**Problem to work on:** Retype the whole listing verbatim and keep the pictures out of it.
[BEGIN Data supplied]
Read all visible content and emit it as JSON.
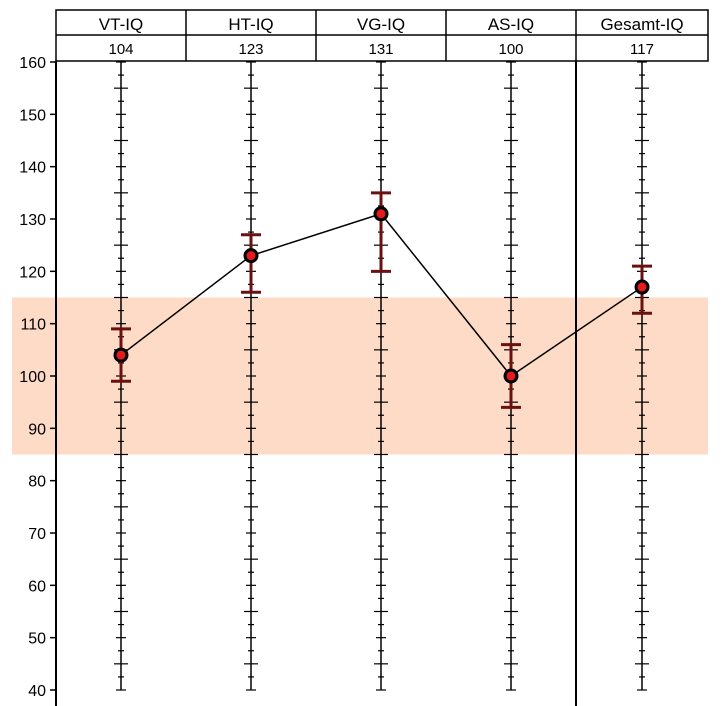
{
  "chart_data": {
    "type": "line",
    "categories": [
      "VT-IQ",
      "HT-IQ",
      "VG-IQ",
      "AS-IQ",
      "Gesamt-IQ"
    ],
    "values": [
      104,
      123,
      131,
      100,
      117
    ],
    "value_labels": [
      "104",
      "123",
      "131",
      "100",
      "117"
    ],
    "error_bars": [
      {
        "low": 99,
        "high": 109
      },
      {
        "low": 116,
        "high": 127
      },
      {
        "low": 120,
        "high": 135
      },
      {
        "low": 94,
        "high": 106
      },
      {
        "low": 112,
        "high": 121
      }
    ],
    "ylim": [
      40,
      160
    ],
    "yticks": [
      40,
      50,
      60,
      70,
      80,
      90,
      100,
      110,
      120,
      130,
      140,
      150,
      160
    ],
    "ytick_labels": [
      "40",
      "50",
      "60",
      "70",
      "80",
      "90",
      "100",
      "110",
      "120",
      "130",
      "140",
      "150",
      "160"
    ],
    "minor_tick_step": 2.5,
    "normal_band": {
      "low": 85,
      "high": 115,
      "color": "#fddbc7"
    },
    "colors": {
      "marker_fill": "#e41a1c",
      "marker_edge": "#000000",
      "error_bar": "#6b1010",
      "line": "#000000"
    },
    "title": "",
    "xlabel": "",
    "ylabel": "",
    "grid": false,
    "legend": "none"
  }
}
[END Data supplied]
**Correct result:**
Read all visible content and emit it as JSON.
{
  "chart_data": {
    "type": "line",
    "categories": [
      "VT-IQ",
      "HT-IQ",
      "VG-IQ",
      "AS-IQ",
      "Gesamt-IQ"
    ],
    "values": [
      104,
      123,
      131,
      100,
      117
    ],
    "value_labels": [
      "104",
      "123",
      "131",
      "100",
      "117"
    ],
    "error_bars": [
      {
        "low": 99,
        "high": 109
      },
      {
        "low": 116,
        "high": 127
      },
      {
        "low": 120,
        "high": 135
      },
      {
        "low": 94,
        "high": 106
      },
      {
        "low": 112,
        "high": 121
      }
    ],
    "ylim": [
      40,
      160
    ],
    "yticks": [
      40,
      50,
      60,
      70,
      80,
      90,
      100,
      110,
      120,
      130,
      140,
      150,
      160
    ],
    "ytick_labels": [
      "40",
      "50",
      "60",
      "70",
      "80",
      "90",
      "100",
      "110",
      "120",
      "130",
      "140",
      "150",
      "160"
    ],
    "minor_tick_step": 2.5,
    "normal_band": {
      "low": 85,
      "high": 115,
      "color": "#fddbc7"
    },
    "colors": {
      "marker_fill": "#e41a1c",
      "marker_edge": "#000000",
      "error_bar": "#6b1010",
      "line": "#000000"
    },
    "title": "",
    "xlabel": "",
    "ylabel": "",
    "grid": false,
    "legend": "none"
  }
}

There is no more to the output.